● **What is needed**:
The complete listing should be restated exactly.

● **Data in this exercise**:

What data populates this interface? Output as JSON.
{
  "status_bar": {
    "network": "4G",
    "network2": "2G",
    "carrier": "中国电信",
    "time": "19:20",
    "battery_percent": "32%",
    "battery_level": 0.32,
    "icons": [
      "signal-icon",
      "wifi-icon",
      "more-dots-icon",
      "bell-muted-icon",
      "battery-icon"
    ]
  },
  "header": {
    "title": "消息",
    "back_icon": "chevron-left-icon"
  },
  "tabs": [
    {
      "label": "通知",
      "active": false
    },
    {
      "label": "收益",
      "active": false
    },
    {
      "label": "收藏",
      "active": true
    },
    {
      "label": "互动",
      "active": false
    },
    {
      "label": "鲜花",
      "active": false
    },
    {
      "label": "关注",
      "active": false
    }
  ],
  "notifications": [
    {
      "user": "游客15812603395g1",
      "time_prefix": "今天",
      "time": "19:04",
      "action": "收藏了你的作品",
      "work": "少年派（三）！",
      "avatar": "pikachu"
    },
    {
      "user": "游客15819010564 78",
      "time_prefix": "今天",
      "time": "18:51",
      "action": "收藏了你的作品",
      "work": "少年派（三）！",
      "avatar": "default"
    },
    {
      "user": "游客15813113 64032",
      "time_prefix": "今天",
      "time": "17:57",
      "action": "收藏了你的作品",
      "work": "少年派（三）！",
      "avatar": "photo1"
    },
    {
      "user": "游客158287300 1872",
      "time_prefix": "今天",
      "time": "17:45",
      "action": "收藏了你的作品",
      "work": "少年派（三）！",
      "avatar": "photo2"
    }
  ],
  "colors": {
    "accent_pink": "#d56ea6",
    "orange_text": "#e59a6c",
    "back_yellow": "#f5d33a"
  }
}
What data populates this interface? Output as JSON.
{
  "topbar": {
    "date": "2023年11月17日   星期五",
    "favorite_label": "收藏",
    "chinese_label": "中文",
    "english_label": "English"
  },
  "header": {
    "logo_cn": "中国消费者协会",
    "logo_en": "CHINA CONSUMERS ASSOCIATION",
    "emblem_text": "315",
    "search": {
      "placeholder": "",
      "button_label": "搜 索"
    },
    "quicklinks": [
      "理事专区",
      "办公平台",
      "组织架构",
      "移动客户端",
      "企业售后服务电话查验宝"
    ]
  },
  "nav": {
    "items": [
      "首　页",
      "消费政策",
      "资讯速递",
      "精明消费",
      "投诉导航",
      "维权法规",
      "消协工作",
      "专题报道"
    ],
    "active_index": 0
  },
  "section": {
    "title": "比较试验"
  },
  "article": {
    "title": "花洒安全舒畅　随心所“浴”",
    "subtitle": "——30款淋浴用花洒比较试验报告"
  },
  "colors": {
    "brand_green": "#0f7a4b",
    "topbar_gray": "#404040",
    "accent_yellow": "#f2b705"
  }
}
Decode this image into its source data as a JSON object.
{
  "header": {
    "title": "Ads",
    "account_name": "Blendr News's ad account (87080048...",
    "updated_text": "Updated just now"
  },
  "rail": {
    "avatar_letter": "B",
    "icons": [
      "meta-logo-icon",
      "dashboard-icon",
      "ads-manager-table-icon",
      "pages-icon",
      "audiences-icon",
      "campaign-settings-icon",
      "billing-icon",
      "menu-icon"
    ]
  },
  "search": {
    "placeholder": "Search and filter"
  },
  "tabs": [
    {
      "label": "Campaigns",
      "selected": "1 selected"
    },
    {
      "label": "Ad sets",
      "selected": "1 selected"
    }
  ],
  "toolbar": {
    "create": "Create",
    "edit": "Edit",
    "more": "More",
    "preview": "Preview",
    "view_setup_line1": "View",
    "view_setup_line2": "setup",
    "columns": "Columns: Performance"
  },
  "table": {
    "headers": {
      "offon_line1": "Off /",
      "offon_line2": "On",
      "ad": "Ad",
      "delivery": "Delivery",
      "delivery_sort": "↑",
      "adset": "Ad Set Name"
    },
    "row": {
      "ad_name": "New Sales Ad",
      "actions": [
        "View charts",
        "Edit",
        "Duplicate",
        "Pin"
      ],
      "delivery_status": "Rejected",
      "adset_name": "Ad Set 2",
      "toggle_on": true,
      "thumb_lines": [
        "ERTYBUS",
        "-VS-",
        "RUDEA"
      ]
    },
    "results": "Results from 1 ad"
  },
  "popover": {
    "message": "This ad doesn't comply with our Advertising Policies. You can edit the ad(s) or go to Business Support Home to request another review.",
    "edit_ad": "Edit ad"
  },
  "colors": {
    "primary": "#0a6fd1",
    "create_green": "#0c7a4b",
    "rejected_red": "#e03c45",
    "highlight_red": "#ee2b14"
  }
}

● **Response below**:
What data populates this interface? Output as JSON.
{
  "status_bar": {
    "network": "4G",
    "network2": "2G",
    "carrier": "中国电信",
    "time": "19:20",
    "battery_percent": "32%",
    "battery_level": 0.32,
    "icons": [
      "signal-icon",
      "wifi-icon",
      "more-dots-icon",
      "bell-muted-icon",
      "battery-icon"
    ]
  },
  "header": {
    "title": "消息",
    "back_icon": "chevron-left-icon"
  },
  "tabs": [
    {
      "label": "通知",
      "active": false
    },
    {
      "label": "收益",
      "active": false
    },
    {
      "label": "收藏",
      "active": true
    },
    {
      "label": "互动",
      "active": false
    },
    {
      "label": "鲜花",
      "active": false
    },
    {
      "label": "关注",
      "active": false
    }
  ],
  "notifications": [
    {
      "user": "游客15812603395g1",
      "time_prefix": "今天",
      "time": "19:04",
      "action": "收藏了你的作品",
      "work": "少年派（三）！",
      "avatar": "pikachu"
    },
    {
      "user": "游客15819010564 78",
      "time_prefix": "今天",
      "time": "18:51",
      "action": "收藏了你的作品",
      "work": "少年派（三）！",
      "avatar": "default"
    },
    {
      "user": "游客15813113 64032",
      "time_prefix": "今天",
      "time": "17:57",
      "action": "收藏了你的作品",
      "work": "少年派（三）！",
      "avatar": "photo1"
    },
    {
      "user": "游客158287300 1872",
      "time_prefix": "今天",
      "time": "17:45",
      "action": "收藏了你的作品",
      "work": "少年派（三）！",
      "avatar": "photo2"
    }
  ],
  "colors": {
    "accent_pink": "#d56ea6",
    "orange_text": "#e59a6c",
    "back_yellow": "#f5d33a"
  }
}
What data populates this interface? Output as JSON.
{
  "topbar": {
    "date": "2023年11月17日   星期五",
    "favorite_label": "收藏",
    "chinese_label": "中文",
    "english_label": "English"
  },
  "header": {
    "logo_cn": "中国消费者协会",
    "logo_en": "CHINA CONSUMERS ASSOCIATION",
    "emblem_text": "315",
    "search": {
      "placeholder": "",
      "button_label": "搜 索"
    },
    "quicklinks": [
      "理事专区",
      "办公平台",
      "组织架构",
      "移动客户端",
      "企业售后服务电话查验宝"
    ]
  },
  "nav": {
    "items": [
      "首　页",
      "消费政策",
      "资讯速递",
      "精明消费",
      "投诉导航",
      "维权法规",
      "消协工作",
      "专题报道"
    ],
    "active_index": 0
  },
  "section": {
    "title": "比较试验"
  },
  "article": {
    "title": "花洒安全舒畅　随心所“浴”",
    "subtitle": "——30款淋浴用花洒比较试验报告"
  },
  "colors": {
    "brand_green": "#0f7a4b",
    "topbar_gray": "#404040",
    "accent_yellow": "#f2b705"
  }
}
Decode this image into its source data as a JSON object.
{
  "header": {
    "title": "Ads",
    "account_name": "Blendr News's ad account (87080048...",
    "updated_text": "Updated just now"
  },
  "rail": {
    "avatar_letter": "B",
    "icons": [
      "meta-logo-icon",
      "dashboard-icon",
      "ads-manager-table-icon",
      "pages-icon",
      "audiences-icon",
      "campaign-settings-icon",
      "billing-icon",
      "menu-icon"
    ]
  },
  "search": {
    "placeholder": "Search and filter"
  },
  "tabs": [
    {
      "label": "Campaigns",
      "selected": "1 selected"
    },
    {
      "label": "Ad sets",
      "selected": "1 selected"
    }
  ],
  "toolbar": {
    "create": "Create",
    "edit": "Edit",
    "more": "More",
    "preview": "Preview",
    "view_setup_line1": "View",
    "view_setup_line2": "setup",
    "columns": "Columns: Performance"
  },
  "table": {
    "headers": {
      "offon_line1": "Off /",
      "offon_line2": "On",
      "ad": "Ad",
      "delivery": "Delivery",
      "delivery_sort": "↑",
      "adset": "Ad Set Name"
    },
    "row": {
      "ad_name": "New Sales Ad",
      "actions": [
        "View charts",
        "Edit",
        "Duplicate",
        "Pin"
      ],
      "delivery_status": "Rejected",
      "adset_name": "Ad Set 2",
      "toggle_on": true,
      "thumb_lines": [
        "ERTYBUS",
        "-VS-",
        "RUDEA"
      ]
    },
    "results": "Results from 1 ad"
  },
  "popover": {
    "message": "This ad doesn't comply with our Advertising Policies. You can edit the ad(s) or go to Business Support Home to request another review.",
    "edit_ad": "Edit ad"
  },
  "colors": {
    "primary": "#0a6fd1",
    "create_green": "#0c7a4b",
    "rejected_red": "#e03c45",
    "highlight_red": "#ee2b14"
  }
}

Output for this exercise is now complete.